▶ _Material supplied_
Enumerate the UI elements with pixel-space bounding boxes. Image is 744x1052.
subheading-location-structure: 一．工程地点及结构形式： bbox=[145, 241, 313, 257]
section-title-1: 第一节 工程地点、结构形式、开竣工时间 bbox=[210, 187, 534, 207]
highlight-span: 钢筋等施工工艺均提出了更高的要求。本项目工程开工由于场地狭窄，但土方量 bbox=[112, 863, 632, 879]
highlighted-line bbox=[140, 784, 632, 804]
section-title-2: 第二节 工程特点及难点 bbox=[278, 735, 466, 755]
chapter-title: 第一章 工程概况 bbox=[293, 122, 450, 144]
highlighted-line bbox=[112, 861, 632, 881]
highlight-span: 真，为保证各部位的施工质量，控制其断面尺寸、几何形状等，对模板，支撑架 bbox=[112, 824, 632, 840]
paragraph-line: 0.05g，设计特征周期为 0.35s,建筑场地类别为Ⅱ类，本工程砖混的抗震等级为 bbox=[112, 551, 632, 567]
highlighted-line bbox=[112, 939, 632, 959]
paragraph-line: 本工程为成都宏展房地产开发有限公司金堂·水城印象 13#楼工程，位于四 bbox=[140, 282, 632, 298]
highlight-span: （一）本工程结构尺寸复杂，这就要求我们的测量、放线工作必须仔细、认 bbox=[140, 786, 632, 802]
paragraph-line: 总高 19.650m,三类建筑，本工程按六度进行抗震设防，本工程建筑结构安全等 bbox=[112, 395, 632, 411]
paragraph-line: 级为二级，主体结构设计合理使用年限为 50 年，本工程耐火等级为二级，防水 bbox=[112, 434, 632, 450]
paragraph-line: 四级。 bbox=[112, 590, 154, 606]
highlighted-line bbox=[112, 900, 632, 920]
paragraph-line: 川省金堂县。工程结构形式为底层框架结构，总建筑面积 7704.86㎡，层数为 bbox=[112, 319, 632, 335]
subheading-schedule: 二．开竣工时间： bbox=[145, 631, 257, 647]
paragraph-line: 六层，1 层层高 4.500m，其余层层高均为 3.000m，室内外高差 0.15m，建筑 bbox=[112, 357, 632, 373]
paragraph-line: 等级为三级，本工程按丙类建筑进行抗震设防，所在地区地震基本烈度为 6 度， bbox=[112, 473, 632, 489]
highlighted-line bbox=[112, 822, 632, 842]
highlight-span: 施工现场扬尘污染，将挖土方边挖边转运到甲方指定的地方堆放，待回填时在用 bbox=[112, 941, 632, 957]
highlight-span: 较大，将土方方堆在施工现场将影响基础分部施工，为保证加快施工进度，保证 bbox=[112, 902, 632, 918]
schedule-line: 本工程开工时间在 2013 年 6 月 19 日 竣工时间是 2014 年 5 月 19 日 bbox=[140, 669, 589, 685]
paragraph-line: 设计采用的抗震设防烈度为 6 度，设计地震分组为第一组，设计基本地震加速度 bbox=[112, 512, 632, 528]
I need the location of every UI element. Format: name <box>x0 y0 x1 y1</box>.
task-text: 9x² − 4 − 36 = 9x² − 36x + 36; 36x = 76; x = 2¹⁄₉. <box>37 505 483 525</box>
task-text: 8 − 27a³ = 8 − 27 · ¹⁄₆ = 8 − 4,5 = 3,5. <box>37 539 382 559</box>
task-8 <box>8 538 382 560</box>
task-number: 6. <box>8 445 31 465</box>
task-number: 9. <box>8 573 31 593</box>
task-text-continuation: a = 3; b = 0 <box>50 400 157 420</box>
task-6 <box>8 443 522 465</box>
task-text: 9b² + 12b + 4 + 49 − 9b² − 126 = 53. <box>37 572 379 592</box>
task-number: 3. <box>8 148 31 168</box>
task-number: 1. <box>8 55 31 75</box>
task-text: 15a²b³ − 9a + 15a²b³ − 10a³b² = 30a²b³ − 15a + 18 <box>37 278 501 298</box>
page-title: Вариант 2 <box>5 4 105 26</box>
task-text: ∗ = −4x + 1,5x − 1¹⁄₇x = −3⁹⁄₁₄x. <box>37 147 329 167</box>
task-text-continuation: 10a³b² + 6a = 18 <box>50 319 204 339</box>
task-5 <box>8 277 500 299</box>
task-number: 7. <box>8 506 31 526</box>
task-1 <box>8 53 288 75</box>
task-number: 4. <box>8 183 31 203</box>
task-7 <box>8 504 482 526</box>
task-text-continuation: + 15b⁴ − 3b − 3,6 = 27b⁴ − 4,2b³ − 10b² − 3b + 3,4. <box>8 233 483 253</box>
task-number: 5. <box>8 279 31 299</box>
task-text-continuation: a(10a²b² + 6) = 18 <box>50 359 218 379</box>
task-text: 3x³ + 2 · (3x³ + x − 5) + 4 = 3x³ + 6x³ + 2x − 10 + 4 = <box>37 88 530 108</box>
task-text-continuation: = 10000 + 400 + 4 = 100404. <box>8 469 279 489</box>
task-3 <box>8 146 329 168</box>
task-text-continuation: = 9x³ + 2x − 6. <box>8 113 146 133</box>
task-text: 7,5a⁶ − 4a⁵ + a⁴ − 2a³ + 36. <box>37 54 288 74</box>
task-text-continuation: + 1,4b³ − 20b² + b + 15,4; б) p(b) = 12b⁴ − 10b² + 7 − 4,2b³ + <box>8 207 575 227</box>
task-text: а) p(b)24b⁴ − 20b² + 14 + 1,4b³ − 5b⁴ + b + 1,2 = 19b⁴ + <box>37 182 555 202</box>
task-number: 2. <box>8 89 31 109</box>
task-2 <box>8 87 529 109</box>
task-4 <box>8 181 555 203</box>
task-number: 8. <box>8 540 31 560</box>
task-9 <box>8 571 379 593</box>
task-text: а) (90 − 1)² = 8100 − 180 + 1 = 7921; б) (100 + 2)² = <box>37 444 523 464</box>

▶ _Exercise brief_
Return verbatim every line of the records, from the very first line down to and including the line containing "task-number: 3. <box>8 148 31 168</box>".

▶ _Solved exercise_
Enumerate the UI elements with pixel-space bounding boxes. Image is 744x1052.
subheading-location-structure: 一．工程地点及结构形式： bbox=[145, 241, 313, 257]
section-title-1: 第一节 工程地点、结构形式、开竣工时间 bbox=[210, 187, 534, 207]
highlight-span: 钢筋等施工工艺均提出了更高的要求。本项目工程开工由于场地狭窄，但土方量 bbox=[112, 863, 632, 879]
highlighted-line bbox=[140, 784, 632, 804]
section-title-2: 第二节 工程特点及难点 bbox=[278, 735, 466, 755]
chapter-title: 第一章 工程概况 bbox=[293, 122, 450, 144]
highlighted-line bbox=[112, 861, 632, 881]
highlight-span: 真，为保证各部位的施工质量，控制其断面尺寸、几何形状等，对模板，支撑架 bbox=[112, 824, 632, 840]
paragraph-line: 0.05g，设计特征周期为 0.35s,建筑场地类别为Ⅱ类，本工程砖混的抗震等级为 bbox=[112, 551, 632, 567]
highlighted-line bbox=[112, 939, 632, 959]
paragraph-line: 本工程为成都宏展房地产开发有限公司金堂·水城印象 13#楼工程，位于四 bbox=[140, 282, 632, 298]
highlight-span: （一）本工程结构尺寸复杂，这就要求我们的测量、放线工作必须仔细、认 bbox=[140, 786, 632, 802]
paragraph-line: 总高 19.650m,三类建筑，本工程按六度进行抗震设防，本工程建筑结构安全等 bbox=[112, 395, 632, 411]
paragraph-line: 级为二级，主体结构设计合理使用年限为 50 年，本工程耐火等级为二级，防水 bbox=[112, 434, 632, 450]
paragraph-line: 四级。 bbox=[112, 590, 154, 606]
highlighted-line bbox=[112, 900, 632, 920]
paragraph-line: 川省金堂县。工程结构形式为底层框架结构，总建筑面积 7704.86㎡，层数为 bbox=[112, 319, 632, 335]
subheading-schedule: 二．开竣工时间： bbox=[145, 631, 257, 647]
paragraph-line: 六层，1 层层高 4.500m，其余层层高均为 3.000m，室内外高差 0.15m，建筑 bbox=[112, 357, 632, 373]
paragraph-line: 等级为三级，本工程按丙类建筑进行抗震设防，所在地区地震基本烈度为 6 度， bbox=[112, 473, 632, 489]
highlighted-line bbox=[112, 822, 632, 842]
highlight-span: 施工现场扬尘污染，将挖土方边挖边转运到甲方指定的地方堆放，待回填时在用 bbox=[112, 941, 632, 957]
highlight-span: 较大，将土方方堆在施工现场将影响基础分部施工，为保证加快施工进度，保证 bbox=[112, 902, 632, 918]
schedule-line: 本工程开工时间在 2013 年 6 月 19 日 竣工时间是 2014 年 5 月 19 日 bbox=[140, 669, 589, 685]
paragraph-line: 设计采用的抗震设防烈度为 6 度，设计地震分组为第一组，设计基本地震加速度 bbox=[112, 512, 632, 528]
I need the location of every UI element. Format: name <box>x0 y0 x1 y1</box>.
task-text: 9x² − 4 − 36 = 9x² − 36x + 36; 36x = 76; x = 2¹⁄₉. <box>37 505 483 525</box>
task-text: 8 − 27a³ = 8 − 27 · ¹⁄₆ = 8 − 4,5 = 3,5. <box>37 539 382 559</box>
task-8 <box>8 538 382 560</box>
task-number: 6. <box>8 445 31 465</box>
task-number: 9. <box>8 573 31 593</box>
task-text-continuation: a = 3; b = 0 <box>50 400 157 420</box>
task-6 <box>8 443 522 465</box>
task-text: 9b² + 12b + 4 + 49 − 9b² − 126 = 53. <box>37 572 379 592</box>
task-number: 3. <box>8 148 31 168</box>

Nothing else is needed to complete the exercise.